Rows from a figure dataset:

[BEGIN]

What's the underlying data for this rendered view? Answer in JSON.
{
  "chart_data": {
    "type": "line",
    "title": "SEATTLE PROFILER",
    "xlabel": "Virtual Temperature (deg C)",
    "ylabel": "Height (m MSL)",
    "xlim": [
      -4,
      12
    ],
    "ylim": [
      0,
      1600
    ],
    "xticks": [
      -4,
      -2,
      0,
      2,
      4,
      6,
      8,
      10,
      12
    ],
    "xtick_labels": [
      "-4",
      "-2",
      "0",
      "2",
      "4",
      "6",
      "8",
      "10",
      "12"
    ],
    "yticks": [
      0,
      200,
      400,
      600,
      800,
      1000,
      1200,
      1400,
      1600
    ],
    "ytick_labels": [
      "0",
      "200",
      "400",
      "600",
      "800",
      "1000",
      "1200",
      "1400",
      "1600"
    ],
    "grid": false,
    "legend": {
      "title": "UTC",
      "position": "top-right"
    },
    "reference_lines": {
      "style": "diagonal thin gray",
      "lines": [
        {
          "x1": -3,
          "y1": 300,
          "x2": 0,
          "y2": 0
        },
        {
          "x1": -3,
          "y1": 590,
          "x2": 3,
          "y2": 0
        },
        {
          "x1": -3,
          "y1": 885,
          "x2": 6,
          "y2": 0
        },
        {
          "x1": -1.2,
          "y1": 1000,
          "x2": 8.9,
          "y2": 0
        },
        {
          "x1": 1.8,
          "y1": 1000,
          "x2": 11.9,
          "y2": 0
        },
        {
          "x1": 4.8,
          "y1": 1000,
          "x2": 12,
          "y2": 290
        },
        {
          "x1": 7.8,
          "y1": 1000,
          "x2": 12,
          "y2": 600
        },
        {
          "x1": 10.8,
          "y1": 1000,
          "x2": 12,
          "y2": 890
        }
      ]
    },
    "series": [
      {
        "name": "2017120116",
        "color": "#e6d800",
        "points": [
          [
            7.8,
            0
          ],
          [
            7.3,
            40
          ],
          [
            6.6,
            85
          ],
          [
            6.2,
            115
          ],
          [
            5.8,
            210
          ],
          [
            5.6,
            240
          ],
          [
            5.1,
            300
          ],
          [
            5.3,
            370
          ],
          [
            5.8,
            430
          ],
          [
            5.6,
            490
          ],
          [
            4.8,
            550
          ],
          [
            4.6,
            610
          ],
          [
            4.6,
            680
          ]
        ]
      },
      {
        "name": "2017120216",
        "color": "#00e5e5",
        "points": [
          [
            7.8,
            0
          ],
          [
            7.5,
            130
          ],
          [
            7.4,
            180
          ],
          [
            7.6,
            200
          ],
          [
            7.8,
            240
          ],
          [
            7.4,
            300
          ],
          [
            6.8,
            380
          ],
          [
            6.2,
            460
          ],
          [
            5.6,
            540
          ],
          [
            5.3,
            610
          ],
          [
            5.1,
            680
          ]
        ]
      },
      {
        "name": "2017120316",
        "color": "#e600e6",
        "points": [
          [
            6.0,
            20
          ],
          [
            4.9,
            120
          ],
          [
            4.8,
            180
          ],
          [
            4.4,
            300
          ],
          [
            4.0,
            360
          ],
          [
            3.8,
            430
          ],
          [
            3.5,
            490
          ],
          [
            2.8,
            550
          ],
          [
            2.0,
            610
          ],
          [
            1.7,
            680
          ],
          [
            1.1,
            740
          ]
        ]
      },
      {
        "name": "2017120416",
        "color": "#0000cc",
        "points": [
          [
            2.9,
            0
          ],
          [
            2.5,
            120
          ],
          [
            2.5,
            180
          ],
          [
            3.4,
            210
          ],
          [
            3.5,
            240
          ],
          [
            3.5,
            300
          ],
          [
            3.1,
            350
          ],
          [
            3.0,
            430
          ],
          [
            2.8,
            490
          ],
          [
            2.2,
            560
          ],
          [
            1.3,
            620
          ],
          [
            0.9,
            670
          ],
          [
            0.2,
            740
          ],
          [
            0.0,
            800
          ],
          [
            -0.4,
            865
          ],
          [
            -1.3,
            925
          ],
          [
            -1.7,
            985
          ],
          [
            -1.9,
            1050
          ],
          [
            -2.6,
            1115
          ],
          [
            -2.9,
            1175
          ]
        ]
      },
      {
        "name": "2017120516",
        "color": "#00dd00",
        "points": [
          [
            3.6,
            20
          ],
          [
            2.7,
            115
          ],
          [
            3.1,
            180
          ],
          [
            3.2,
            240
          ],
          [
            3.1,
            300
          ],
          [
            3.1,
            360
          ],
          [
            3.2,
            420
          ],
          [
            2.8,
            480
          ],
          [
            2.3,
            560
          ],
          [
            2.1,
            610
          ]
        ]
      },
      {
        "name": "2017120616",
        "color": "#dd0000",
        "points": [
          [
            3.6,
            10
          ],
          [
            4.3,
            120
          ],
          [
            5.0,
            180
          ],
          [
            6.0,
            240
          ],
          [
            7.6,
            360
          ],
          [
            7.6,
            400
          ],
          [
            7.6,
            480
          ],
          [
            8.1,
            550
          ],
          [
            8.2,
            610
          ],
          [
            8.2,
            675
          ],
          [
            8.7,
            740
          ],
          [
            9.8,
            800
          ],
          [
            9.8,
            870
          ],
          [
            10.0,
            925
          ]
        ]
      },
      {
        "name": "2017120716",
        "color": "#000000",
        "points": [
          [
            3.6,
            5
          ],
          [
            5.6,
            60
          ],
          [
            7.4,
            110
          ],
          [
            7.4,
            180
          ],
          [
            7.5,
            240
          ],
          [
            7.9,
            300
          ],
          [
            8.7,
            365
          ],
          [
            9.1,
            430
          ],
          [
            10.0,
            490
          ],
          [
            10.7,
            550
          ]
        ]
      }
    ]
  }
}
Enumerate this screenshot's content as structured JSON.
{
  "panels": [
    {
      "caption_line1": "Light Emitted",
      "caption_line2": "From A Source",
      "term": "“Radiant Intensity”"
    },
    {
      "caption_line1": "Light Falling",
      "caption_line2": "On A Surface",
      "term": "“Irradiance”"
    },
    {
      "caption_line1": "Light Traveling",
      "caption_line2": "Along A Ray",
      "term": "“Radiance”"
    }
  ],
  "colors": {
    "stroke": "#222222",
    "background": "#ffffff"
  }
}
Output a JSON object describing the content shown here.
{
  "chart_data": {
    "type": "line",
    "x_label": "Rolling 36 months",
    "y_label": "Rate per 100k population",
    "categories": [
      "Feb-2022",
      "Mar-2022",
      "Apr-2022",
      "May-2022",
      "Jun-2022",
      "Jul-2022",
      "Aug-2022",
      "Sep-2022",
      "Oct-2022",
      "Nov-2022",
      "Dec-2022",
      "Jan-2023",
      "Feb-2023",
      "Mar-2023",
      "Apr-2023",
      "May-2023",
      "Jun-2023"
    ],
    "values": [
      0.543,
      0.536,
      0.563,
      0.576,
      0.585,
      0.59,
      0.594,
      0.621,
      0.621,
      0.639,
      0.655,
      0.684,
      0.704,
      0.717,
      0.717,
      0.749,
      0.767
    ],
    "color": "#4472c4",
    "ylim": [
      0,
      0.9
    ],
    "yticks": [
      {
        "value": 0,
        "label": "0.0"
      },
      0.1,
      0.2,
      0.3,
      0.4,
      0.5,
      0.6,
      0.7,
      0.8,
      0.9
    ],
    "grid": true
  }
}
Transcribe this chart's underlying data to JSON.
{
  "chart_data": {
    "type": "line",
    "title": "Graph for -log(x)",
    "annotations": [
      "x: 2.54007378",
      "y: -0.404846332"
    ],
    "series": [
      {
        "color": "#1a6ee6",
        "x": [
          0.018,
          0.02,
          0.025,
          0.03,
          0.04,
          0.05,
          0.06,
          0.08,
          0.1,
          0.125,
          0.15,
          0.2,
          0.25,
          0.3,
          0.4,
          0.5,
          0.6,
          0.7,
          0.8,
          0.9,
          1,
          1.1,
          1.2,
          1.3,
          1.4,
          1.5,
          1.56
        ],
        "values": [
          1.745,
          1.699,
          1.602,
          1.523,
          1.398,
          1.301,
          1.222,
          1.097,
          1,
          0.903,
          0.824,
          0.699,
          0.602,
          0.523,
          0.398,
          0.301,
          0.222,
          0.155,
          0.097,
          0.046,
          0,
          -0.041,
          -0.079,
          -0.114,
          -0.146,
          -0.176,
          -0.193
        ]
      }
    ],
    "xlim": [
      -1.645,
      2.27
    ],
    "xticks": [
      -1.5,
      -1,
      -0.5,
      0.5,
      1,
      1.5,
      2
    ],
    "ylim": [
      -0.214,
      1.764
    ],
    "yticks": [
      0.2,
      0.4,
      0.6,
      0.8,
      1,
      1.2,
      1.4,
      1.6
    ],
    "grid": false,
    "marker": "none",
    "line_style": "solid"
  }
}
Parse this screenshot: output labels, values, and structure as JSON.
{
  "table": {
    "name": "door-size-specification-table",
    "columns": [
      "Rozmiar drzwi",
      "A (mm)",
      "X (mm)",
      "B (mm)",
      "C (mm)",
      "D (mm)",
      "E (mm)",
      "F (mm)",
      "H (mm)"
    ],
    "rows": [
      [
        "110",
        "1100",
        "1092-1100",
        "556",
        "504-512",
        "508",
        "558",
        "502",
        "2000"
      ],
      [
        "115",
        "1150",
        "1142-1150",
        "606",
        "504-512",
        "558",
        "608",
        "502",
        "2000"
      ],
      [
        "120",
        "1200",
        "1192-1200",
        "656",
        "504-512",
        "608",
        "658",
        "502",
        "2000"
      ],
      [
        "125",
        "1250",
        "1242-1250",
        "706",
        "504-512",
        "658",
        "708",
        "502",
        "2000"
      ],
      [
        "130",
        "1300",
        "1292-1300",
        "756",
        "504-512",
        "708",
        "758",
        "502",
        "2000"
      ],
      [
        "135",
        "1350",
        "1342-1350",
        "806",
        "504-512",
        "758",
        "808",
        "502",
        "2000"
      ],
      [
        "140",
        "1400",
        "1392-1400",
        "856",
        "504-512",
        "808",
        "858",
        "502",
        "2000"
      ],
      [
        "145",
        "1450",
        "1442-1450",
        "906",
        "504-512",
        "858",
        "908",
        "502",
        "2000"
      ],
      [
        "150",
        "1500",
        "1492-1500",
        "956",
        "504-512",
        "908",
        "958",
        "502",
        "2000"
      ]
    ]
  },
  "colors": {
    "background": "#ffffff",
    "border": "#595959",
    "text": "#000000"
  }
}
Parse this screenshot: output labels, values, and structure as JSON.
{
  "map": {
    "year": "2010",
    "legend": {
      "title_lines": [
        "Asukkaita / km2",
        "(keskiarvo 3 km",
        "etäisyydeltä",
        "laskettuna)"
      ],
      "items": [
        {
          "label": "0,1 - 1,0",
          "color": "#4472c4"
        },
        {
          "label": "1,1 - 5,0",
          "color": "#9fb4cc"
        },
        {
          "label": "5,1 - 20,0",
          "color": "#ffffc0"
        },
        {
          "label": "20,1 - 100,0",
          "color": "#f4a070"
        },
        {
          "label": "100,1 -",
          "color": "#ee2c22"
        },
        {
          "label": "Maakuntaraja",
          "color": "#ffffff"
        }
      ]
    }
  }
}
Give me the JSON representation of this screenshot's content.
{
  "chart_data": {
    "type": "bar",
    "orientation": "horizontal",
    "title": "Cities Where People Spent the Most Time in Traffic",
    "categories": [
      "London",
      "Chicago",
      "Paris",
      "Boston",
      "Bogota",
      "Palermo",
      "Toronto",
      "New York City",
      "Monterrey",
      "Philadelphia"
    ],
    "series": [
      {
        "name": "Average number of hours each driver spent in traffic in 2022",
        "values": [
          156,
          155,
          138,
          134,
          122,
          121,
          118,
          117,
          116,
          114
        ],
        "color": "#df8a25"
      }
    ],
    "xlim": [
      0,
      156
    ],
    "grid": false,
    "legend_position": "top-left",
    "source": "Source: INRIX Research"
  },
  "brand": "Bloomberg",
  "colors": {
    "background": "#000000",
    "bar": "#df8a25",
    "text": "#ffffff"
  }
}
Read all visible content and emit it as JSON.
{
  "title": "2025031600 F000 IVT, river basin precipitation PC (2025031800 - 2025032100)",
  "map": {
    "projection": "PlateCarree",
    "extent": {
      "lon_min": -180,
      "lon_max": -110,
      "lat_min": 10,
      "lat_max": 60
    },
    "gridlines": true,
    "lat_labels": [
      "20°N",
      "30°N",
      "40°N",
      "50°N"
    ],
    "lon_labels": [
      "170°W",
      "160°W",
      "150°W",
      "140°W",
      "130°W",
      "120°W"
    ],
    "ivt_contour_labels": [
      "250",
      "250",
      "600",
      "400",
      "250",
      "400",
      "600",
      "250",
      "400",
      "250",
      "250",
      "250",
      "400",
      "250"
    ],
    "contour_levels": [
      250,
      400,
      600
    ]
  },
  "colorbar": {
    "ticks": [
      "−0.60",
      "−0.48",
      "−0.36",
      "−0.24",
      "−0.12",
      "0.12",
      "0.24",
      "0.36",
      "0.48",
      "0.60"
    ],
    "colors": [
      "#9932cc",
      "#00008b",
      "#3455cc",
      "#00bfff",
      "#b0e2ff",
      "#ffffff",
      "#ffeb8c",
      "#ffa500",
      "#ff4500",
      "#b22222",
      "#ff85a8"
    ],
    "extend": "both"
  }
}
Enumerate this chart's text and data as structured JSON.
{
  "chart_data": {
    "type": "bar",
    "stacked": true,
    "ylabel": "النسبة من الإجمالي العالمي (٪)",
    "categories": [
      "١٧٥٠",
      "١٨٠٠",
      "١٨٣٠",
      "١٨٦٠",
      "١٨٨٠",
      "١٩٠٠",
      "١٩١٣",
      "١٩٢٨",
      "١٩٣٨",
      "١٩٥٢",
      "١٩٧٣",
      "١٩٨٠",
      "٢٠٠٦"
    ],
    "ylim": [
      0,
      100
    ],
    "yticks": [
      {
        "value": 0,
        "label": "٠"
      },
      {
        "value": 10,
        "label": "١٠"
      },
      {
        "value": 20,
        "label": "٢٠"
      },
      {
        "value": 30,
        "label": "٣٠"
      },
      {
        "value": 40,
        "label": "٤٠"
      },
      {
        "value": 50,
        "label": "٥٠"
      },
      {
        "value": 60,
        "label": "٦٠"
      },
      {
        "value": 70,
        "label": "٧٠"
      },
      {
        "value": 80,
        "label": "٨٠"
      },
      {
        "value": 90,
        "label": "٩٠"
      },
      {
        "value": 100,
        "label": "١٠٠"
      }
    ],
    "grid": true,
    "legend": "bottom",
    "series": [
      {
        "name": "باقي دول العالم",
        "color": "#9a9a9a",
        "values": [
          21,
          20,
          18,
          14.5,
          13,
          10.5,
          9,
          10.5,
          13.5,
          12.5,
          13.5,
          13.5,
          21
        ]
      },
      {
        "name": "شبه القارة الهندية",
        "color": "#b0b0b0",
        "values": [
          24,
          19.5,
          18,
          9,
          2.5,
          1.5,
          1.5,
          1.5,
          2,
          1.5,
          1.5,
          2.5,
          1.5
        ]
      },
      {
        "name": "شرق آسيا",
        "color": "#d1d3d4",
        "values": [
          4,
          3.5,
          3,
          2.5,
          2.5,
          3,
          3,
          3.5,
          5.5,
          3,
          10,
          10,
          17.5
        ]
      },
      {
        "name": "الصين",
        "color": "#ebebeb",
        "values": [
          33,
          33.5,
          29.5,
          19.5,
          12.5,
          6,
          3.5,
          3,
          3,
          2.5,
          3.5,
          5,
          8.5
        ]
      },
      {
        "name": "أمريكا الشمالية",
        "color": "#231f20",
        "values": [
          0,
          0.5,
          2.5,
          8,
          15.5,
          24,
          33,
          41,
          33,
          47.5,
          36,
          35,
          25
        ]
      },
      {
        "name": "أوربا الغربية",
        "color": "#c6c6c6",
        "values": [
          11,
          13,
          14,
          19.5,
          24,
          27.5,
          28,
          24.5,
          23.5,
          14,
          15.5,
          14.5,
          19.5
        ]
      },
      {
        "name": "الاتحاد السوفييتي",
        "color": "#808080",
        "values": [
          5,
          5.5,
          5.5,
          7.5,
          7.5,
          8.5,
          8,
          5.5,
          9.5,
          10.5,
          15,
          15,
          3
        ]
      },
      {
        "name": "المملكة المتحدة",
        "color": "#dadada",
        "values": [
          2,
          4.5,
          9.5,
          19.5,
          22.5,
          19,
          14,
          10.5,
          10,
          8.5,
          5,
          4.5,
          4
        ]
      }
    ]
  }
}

[END]

» **Do this**:
Tally how many lines of the material contain the word "Source". The answer must be the number and nothing else.

» **The result**:
2